* [Directions]: Pull every line containing the word "JSON" from the records.

#### Provided records ####

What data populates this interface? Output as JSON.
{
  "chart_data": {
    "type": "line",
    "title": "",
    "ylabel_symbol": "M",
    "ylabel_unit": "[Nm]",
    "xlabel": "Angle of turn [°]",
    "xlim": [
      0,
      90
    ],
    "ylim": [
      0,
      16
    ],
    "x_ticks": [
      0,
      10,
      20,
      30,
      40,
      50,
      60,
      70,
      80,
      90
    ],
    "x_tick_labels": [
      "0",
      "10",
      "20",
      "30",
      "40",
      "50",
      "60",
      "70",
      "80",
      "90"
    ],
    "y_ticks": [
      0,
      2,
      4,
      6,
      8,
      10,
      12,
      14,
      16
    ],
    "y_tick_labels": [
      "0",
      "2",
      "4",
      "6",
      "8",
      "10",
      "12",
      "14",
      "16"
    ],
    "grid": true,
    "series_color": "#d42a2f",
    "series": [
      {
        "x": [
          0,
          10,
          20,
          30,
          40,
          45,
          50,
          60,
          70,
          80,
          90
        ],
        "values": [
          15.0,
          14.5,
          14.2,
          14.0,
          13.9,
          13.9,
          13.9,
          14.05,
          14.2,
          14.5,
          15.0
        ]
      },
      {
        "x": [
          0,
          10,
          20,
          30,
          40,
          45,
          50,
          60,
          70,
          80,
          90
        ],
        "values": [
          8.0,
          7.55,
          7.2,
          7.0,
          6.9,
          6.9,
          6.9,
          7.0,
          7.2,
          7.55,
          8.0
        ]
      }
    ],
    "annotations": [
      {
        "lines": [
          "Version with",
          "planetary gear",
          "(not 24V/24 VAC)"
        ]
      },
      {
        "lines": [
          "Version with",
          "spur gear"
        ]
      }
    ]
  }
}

####
#### Provided records ####

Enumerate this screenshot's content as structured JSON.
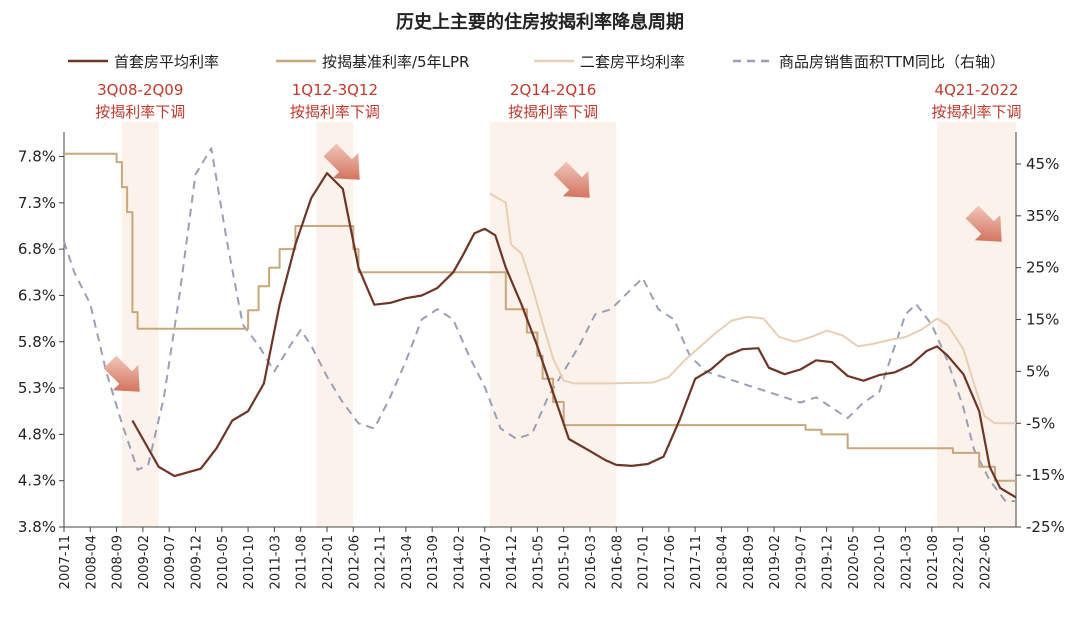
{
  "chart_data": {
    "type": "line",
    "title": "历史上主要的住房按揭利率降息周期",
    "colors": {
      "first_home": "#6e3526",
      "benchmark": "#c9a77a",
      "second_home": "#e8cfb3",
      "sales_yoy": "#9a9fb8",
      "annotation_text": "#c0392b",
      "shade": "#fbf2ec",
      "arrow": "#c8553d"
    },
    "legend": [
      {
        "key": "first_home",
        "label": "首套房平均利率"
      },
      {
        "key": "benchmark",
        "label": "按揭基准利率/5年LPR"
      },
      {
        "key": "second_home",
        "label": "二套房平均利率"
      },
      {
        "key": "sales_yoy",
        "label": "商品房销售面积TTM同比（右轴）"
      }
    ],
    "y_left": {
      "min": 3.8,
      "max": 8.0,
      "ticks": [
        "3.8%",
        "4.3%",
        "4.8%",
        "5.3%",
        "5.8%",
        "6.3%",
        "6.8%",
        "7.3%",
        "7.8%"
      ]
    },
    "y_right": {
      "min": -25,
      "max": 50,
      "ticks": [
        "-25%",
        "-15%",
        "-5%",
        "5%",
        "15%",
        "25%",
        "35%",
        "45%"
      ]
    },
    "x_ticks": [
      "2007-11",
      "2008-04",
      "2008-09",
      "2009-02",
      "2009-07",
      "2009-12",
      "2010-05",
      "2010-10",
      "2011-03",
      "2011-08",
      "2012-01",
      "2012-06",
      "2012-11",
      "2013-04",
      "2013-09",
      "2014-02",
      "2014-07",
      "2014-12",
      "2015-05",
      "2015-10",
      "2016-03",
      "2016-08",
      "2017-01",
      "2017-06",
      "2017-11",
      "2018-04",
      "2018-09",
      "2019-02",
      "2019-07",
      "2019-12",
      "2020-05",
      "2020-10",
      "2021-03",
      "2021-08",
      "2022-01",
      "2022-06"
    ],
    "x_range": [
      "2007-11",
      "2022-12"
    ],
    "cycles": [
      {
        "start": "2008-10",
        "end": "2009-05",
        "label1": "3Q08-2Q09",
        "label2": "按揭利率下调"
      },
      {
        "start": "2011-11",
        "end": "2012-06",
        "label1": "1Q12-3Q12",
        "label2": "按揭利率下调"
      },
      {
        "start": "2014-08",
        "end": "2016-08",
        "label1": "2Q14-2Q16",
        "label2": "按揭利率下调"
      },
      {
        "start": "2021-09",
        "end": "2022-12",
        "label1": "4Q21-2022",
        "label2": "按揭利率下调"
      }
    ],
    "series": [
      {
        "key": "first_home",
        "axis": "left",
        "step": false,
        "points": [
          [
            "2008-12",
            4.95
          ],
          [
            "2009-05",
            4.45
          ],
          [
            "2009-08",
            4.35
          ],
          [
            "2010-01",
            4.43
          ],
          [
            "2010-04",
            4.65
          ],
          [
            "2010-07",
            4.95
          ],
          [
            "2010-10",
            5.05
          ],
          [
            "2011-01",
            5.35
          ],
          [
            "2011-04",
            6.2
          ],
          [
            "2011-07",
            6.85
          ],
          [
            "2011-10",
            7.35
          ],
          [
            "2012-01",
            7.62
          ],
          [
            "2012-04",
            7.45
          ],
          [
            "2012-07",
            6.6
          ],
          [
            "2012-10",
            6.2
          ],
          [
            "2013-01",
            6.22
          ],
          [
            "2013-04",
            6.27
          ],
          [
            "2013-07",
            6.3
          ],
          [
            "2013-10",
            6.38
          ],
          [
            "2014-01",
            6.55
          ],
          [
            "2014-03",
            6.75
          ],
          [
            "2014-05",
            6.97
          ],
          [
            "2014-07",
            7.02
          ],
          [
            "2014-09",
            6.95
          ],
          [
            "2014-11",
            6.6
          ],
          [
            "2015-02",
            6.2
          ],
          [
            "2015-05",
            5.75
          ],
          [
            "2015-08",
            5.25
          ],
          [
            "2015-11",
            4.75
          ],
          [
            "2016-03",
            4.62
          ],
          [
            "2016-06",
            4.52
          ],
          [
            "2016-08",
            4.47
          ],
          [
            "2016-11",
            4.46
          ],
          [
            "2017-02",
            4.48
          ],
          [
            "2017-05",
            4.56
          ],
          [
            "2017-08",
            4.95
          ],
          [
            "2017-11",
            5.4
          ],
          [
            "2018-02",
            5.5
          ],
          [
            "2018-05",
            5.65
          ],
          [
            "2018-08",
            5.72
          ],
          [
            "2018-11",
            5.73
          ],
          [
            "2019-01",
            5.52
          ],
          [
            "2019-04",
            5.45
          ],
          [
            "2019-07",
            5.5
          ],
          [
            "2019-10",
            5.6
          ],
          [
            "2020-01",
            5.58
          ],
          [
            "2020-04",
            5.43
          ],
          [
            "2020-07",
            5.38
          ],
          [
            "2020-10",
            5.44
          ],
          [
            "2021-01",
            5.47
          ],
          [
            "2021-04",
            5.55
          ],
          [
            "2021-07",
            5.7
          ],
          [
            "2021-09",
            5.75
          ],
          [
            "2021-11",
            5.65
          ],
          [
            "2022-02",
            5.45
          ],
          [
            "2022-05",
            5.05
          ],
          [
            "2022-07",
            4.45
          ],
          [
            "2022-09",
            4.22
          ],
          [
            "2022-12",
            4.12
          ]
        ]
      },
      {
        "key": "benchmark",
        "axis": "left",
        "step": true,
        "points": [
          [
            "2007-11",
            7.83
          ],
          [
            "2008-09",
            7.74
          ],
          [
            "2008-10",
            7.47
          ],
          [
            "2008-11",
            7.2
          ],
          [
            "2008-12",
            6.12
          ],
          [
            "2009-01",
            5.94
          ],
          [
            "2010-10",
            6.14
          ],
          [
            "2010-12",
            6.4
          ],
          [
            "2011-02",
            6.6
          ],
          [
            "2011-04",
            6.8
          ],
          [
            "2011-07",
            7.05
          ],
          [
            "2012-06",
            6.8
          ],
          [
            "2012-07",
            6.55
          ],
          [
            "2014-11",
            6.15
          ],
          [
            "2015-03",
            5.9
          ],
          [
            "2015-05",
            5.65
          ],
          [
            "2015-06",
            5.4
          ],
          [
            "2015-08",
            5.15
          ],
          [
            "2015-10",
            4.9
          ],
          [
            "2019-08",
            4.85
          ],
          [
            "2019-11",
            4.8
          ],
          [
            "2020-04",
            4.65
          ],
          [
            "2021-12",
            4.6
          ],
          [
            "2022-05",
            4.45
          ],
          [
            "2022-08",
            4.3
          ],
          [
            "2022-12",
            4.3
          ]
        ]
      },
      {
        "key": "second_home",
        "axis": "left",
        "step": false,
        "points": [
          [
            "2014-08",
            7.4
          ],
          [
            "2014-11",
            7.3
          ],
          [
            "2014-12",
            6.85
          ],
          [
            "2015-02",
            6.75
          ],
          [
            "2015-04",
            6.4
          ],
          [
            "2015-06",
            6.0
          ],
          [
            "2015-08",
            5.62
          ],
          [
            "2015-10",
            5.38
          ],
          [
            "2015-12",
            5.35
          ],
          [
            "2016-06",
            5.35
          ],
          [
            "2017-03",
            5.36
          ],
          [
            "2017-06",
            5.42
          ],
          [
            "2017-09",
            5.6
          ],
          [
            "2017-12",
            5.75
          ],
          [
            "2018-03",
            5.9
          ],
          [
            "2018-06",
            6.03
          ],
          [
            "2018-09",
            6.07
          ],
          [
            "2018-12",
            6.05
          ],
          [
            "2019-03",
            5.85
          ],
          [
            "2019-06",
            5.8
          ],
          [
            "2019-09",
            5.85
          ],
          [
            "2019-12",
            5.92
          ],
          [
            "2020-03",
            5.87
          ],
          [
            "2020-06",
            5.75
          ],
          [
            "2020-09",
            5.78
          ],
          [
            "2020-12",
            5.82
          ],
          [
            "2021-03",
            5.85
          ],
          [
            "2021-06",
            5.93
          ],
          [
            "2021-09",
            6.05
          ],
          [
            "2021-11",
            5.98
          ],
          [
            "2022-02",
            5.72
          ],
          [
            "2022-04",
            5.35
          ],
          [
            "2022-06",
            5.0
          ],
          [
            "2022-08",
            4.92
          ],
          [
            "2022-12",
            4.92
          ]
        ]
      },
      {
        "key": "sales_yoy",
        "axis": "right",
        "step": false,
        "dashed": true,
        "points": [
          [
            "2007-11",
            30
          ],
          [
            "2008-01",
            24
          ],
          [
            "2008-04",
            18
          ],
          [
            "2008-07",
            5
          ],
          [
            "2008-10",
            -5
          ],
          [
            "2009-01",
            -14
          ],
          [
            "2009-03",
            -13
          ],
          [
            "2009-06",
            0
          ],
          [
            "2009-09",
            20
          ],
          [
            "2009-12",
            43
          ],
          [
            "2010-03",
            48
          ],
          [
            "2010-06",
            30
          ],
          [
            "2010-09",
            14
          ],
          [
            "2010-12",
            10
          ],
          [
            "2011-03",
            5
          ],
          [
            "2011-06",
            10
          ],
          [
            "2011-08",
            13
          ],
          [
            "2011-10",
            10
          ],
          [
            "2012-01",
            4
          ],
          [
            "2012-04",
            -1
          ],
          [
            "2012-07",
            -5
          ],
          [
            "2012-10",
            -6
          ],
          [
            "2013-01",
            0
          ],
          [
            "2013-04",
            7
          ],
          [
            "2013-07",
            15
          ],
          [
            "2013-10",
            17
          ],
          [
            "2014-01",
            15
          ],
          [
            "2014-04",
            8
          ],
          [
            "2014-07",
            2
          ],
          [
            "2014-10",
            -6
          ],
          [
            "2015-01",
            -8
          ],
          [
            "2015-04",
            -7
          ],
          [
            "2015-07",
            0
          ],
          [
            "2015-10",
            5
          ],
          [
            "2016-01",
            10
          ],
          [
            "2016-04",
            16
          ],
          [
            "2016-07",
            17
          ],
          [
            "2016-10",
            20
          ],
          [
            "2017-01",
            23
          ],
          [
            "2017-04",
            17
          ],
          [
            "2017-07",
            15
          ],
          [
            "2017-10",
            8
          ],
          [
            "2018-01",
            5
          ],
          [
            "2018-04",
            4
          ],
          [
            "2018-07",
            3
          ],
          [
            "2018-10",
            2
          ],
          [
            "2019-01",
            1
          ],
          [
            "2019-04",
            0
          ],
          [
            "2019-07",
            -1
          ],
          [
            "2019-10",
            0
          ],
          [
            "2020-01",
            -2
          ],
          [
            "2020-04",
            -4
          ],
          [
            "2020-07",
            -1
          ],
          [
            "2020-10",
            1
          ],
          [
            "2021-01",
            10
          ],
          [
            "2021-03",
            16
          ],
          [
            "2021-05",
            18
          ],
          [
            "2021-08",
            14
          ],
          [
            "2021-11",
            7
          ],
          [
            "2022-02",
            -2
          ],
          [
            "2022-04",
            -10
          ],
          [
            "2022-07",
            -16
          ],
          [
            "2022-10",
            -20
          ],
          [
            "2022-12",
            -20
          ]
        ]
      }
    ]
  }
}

####

* [The output]:
What data populates this interface? Output as JSON.
Enumerate this screenshot's content as structured JSON.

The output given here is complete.